◆ Source records:
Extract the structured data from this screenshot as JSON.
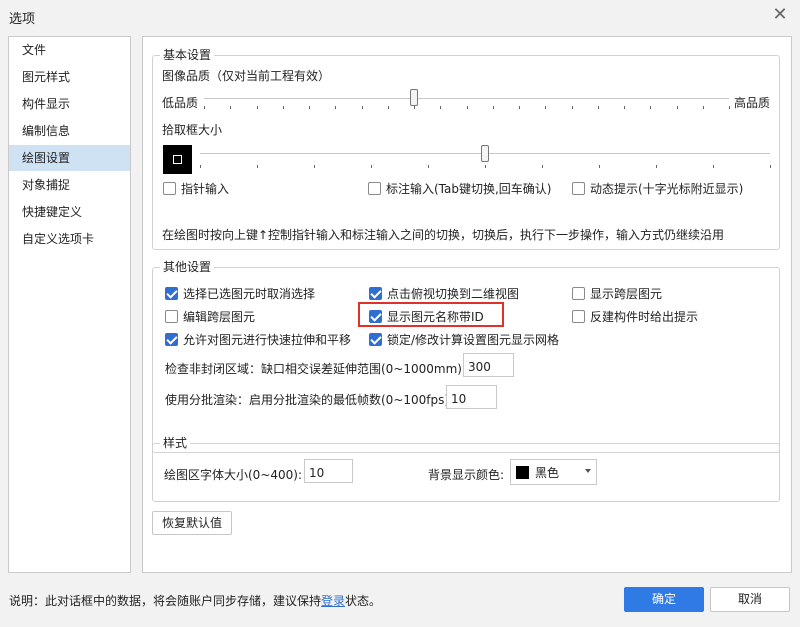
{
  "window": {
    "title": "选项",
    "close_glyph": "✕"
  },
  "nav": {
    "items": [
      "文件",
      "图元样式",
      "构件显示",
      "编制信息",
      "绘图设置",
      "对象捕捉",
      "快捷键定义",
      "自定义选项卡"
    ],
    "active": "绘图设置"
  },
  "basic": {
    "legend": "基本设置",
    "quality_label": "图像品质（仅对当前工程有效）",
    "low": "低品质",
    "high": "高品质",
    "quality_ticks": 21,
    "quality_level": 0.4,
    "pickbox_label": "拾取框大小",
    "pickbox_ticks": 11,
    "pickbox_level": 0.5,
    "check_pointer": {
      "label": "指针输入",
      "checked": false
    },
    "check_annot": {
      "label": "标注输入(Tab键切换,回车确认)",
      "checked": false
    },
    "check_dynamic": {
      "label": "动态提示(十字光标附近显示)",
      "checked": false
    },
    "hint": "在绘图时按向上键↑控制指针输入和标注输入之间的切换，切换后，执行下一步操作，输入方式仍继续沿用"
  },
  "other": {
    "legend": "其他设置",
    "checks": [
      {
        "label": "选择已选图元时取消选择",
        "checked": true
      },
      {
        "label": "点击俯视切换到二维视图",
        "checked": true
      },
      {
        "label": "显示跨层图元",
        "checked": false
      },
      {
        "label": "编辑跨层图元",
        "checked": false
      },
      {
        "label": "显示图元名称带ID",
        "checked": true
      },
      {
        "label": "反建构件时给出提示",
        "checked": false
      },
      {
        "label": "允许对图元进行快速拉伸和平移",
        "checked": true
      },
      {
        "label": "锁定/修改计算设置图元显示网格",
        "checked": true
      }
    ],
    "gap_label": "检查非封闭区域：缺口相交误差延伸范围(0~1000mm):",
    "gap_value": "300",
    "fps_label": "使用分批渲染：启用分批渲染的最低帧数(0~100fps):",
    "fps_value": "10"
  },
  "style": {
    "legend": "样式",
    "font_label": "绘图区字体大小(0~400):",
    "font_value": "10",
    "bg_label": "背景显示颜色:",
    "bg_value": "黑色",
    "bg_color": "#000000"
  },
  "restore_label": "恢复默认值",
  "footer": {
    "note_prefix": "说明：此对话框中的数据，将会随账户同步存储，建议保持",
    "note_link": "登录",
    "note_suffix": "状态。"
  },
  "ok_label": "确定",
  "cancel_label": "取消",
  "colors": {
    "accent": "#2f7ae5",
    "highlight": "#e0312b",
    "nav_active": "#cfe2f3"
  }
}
==
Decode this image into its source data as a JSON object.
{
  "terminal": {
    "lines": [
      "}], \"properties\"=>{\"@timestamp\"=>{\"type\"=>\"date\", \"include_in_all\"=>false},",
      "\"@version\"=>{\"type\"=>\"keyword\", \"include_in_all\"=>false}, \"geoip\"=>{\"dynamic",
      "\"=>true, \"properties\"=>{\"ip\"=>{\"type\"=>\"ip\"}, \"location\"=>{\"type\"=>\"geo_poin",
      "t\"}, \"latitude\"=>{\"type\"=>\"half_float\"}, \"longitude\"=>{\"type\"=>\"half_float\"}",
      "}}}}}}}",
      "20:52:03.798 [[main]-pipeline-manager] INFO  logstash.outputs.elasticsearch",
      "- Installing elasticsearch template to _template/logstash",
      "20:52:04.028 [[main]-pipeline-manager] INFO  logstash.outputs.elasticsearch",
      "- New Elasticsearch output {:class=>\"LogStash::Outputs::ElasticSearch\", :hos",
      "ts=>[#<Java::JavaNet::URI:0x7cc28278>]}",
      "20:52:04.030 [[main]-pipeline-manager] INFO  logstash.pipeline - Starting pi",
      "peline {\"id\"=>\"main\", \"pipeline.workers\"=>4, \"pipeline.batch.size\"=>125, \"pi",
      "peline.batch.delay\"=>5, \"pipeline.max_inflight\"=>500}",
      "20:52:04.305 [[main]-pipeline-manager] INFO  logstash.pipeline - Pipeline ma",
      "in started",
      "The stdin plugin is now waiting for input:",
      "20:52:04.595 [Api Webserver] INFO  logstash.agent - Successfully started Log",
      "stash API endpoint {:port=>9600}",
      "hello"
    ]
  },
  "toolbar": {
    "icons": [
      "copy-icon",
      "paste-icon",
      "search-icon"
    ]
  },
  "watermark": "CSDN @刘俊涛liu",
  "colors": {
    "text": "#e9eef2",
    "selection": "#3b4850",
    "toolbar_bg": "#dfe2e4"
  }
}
==
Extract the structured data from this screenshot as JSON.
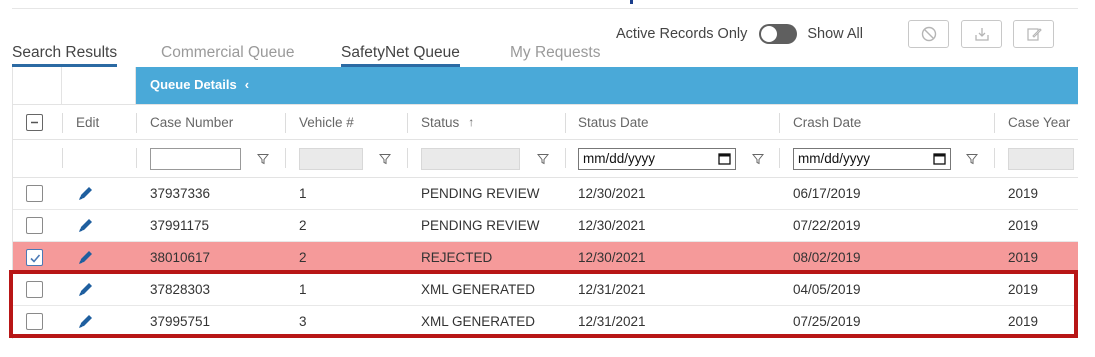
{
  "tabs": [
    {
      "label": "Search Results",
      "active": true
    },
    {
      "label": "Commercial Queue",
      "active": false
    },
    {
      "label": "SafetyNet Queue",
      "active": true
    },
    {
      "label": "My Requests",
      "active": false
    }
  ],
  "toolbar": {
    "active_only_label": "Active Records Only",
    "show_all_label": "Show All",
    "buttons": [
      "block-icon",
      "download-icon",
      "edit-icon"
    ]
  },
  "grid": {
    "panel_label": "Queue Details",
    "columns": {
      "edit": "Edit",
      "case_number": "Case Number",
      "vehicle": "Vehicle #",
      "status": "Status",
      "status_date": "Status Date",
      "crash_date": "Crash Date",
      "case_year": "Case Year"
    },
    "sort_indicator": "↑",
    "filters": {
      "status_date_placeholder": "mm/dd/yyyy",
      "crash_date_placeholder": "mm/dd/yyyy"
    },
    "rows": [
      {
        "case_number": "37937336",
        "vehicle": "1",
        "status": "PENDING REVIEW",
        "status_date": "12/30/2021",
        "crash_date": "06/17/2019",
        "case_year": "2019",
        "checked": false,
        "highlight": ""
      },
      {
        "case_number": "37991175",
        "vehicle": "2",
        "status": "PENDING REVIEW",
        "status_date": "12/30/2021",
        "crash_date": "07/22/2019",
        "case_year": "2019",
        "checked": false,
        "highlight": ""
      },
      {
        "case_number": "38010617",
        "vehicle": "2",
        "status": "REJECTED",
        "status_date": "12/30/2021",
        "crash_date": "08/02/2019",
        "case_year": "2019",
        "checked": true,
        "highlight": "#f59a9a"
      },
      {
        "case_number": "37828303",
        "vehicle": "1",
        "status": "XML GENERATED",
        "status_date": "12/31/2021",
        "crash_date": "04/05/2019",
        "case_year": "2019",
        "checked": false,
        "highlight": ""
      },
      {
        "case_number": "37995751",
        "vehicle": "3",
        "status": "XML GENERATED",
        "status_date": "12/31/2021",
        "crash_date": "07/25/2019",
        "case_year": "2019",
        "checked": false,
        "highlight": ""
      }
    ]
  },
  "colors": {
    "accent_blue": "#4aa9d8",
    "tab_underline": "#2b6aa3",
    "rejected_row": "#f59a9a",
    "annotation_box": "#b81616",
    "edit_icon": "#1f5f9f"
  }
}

◆ Objective: Check each line of the entries above for the word "started". List the ones that have it.

◆ Correct response:
      "in started",
      "20:52:04.595 [Api Webserver] INFO  logstash.agent - Successfully started Log",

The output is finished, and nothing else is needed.